- Given exercise -
Below are the entries; state how many of their lines contain the string "color", and nothing more.

>> START Task material

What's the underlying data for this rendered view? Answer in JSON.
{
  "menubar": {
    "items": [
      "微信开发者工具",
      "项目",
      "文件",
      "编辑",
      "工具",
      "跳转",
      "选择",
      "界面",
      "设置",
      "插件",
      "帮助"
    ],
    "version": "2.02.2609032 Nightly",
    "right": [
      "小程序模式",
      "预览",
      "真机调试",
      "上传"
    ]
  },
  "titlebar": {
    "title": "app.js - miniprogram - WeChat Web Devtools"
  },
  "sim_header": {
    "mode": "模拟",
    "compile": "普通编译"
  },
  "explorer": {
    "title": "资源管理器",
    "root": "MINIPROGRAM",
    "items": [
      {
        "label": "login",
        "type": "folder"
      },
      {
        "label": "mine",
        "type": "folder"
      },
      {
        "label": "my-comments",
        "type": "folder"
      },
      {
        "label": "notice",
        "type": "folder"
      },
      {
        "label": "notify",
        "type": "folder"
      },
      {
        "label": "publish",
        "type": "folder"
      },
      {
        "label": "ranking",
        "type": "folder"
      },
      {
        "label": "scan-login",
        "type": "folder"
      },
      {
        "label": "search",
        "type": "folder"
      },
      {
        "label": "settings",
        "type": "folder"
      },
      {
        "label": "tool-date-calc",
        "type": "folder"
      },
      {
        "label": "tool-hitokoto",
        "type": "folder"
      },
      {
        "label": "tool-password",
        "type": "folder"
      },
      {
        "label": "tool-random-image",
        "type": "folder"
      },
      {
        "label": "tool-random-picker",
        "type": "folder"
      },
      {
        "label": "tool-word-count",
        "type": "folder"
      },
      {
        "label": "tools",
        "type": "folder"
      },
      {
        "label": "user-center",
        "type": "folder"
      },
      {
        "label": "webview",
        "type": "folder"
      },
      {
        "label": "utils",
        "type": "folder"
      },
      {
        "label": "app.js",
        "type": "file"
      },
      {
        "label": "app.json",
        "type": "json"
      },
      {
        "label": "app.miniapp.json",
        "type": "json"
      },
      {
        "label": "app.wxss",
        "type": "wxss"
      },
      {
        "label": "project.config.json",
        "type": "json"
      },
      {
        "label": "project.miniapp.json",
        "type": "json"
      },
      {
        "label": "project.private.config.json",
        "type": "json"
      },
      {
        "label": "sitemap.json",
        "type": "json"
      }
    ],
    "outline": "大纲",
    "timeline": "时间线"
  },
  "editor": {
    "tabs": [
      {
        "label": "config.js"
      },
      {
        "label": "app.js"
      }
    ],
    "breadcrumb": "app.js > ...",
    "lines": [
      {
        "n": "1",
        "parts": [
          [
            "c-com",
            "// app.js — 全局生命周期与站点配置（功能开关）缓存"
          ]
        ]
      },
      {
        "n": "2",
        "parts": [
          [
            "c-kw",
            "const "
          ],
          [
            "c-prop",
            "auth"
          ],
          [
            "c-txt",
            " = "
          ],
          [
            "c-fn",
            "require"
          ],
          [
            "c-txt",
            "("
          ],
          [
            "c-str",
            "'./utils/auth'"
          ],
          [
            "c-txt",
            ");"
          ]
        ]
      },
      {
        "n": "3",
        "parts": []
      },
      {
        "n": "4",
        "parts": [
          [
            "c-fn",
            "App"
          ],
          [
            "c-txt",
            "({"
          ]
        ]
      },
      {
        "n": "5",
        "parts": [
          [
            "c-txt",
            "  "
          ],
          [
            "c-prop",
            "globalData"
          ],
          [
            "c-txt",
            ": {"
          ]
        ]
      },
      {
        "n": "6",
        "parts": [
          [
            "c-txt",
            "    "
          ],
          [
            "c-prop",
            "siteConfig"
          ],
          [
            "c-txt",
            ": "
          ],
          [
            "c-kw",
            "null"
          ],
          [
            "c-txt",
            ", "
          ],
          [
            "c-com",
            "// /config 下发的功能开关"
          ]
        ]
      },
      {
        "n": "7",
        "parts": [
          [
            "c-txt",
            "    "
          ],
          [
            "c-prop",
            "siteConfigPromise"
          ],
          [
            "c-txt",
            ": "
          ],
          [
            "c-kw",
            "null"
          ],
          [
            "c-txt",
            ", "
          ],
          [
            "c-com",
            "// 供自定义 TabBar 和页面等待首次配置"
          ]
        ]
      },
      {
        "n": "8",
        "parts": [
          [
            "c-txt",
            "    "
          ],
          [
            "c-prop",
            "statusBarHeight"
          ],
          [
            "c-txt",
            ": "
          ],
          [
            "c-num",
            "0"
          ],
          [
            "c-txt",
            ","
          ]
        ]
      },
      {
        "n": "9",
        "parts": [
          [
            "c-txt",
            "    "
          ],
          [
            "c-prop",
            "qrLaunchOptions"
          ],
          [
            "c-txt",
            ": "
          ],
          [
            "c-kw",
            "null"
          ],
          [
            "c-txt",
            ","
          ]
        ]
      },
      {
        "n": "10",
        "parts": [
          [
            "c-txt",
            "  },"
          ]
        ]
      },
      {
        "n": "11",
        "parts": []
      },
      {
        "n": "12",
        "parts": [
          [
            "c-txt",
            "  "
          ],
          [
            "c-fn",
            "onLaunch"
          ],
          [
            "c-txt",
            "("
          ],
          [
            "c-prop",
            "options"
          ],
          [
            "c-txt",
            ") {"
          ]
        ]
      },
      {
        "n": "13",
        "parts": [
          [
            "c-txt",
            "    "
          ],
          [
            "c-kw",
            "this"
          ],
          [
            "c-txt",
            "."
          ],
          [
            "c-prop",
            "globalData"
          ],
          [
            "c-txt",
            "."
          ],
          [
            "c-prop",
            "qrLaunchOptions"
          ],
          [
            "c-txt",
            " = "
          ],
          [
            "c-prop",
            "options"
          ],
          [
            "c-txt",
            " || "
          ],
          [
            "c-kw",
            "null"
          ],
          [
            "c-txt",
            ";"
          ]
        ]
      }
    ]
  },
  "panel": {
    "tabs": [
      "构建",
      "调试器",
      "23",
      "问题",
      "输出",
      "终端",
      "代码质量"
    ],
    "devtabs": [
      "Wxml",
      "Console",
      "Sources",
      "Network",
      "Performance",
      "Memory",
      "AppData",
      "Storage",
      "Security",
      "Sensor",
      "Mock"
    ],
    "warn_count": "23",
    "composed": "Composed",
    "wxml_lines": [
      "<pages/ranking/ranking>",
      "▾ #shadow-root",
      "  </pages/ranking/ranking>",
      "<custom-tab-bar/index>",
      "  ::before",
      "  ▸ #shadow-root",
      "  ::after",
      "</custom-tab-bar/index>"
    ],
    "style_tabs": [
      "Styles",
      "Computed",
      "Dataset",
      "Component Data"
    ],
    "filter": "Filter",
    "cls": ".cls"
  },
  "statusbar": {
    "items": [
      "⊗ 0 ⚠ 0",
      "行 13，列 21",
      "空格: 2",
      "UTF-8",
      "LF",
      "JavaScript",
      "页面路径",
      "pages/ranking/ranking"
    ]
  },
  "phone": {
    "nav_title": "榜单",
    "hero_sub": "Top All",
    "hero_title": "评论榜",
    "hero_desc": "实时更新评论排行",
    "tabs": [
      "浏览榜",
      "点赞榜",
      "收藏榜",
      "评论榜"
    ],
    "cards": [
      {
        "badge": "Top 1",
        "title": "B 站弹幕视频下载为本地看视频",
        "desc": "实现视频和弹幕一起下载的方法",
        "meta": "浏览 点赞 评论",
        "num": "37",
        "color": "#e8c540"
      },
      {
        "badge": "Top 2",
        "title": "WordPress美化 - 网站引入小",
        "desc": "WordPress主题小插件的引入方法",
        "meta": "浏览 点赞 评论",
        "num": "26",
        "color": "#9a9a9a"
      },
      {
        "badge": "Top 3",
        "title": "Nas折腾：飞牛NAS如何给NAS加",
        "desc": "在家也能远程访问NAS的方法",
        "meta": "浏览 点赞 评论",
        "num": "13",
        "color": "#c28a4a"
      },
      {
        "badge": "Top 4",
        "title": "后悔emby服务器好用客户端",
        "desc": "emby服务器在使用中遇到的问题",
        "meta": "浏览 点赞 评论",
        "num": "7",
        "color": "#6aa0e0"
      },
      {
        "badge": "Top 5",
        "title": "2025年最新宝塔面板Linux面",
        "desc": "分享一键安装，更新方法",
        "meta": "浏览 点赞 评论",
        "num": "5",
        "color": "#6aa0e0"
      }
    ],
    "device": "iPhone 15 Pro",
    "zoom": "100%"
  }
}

>> END Task material

- Reply -
5